▶ TEXTAUSZUG
╔══

Der Bank-Blog: Immer wieder begegnet mir in Coachings der Wunsch von Frauen, im Beruf sowohl authentisch als auch professionell und stark zu sein. Eigentlich völlig normal, schließlich
gehört zum Frausein auch Macht. Deshalb finden wir unter weiblichen Archetypen die Königin, die Kriegerin, die Heilerin und die Priesterin. Doch wie sieht es in der heutigen Wirtschaft,
insbesondere in der Bankenwelt aus? Durch Gender- und #metoo-Debatte stellt sich immer mehr Frauen die Frage: Müssen auch solche Frauen, die naturgemäß eher Vollweib sind, zu geschlechtsneutralen
Professionals werden bzw. männliche Kommunikations- und Verhaltensweisen übernehmen, um im Berufsleben zu bestehen?
FEMININ, TOUGH UND KOMPETENT
Die Hamburger Personalberaterin Nicole Wesenberg, Wesenberg Resources, arbeitet vorwiegend für Privatbanken, Family Offices und Vermögensverwalter. Egal, ob sie Kunden oder Kandidaten trifft –
sie präsentiert sich so, wie es ihr entspricht: auf eine zeitgemäße Weise ultrafeminin, charmant und liebenswürdig. Entsprechend gentlemanlike, so erzählt sie, behandeln sie ihre
Gesprächspartner. Und selbstverständlich erfährt sie dank ihrer zugewandten Art viel Wichtiges, was sonst vielleicht ungesagt bliebe. „Manche sind denn aber doch überrascht“, schmunzelt
Wesenberg, „wenn sie bei Verhandlungen mit mir feststellen, wie tough ich sein kann.“ Diese Kombination von femininer Optik, Wärme und eisernem Willen beobachtet sie auch bei Bankerinnen mit
osteuropäischen Wurzeln. Im Kontrast dazu scheinen für Nicole Wesenberg deutschstämmige Bankerinnen tendenziell männlicher zu werden, je weiter oben diese auf der Karriereleiter stehen. „Manche
kann ich kaum als Frau erkennen“, wundert sie sich.

╚══

▶ QUELLDATEN

╔══

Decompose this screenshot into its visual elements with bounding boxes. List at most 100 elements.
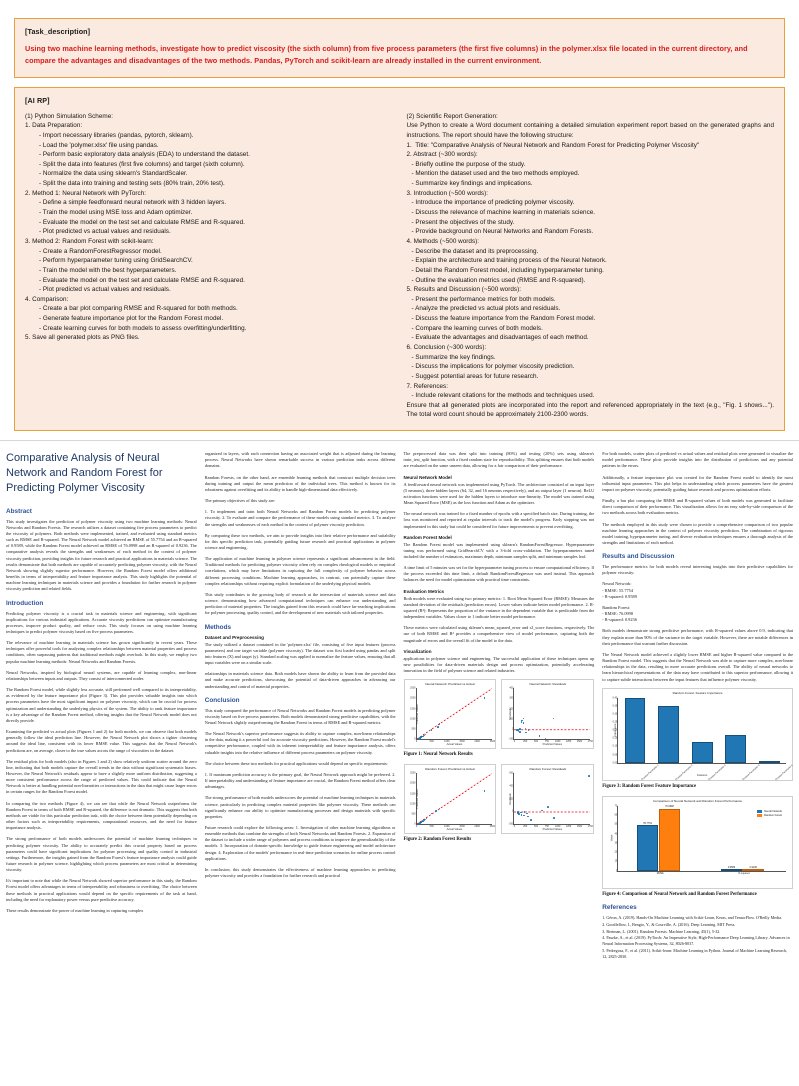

╚══

▶ AUFGABENZIEL
Geben Sie den Blogbeitrag über Frauen im Beruf zwischen „Der Bank-Blog: Immer“ und „Berufsleben zu bestehen?“, jeweils einschließlich, erneut wieder und benennen Sie dabei „Bankenwelt“ in „Finanzwelt“ um.

▶ MUSTERLÖSUNG
Der Bank-Blog: Immer wieder begegnet mir in Coachings der Wunsch von Frauen, im Beruf sowohl authentisch als auch professionell und stark zu sein. Eigentlich völlig normal, schließlich
gehört zum Frausein auch Macht. Deshalb finden wir unter weiblichen Archetypen die Königin, die Kriegerin, die Heilerin und die Priesterin. Doch wie sieht es in der heutigen Wirtschaft,
insbesondere in der Finanzwelt aus? Durch Gender- und #metoo-Debatte stellt sich immer mehr Frauen die Frage: Müssen auch solche Frauen, die naturgemäß eher Vollweib sind, zu geschlechtsneutralen
Professionals werden bzw. männliche Kommunikations- und Verhaltensweisen übernehmen, um im Berufsleben zu bestehen?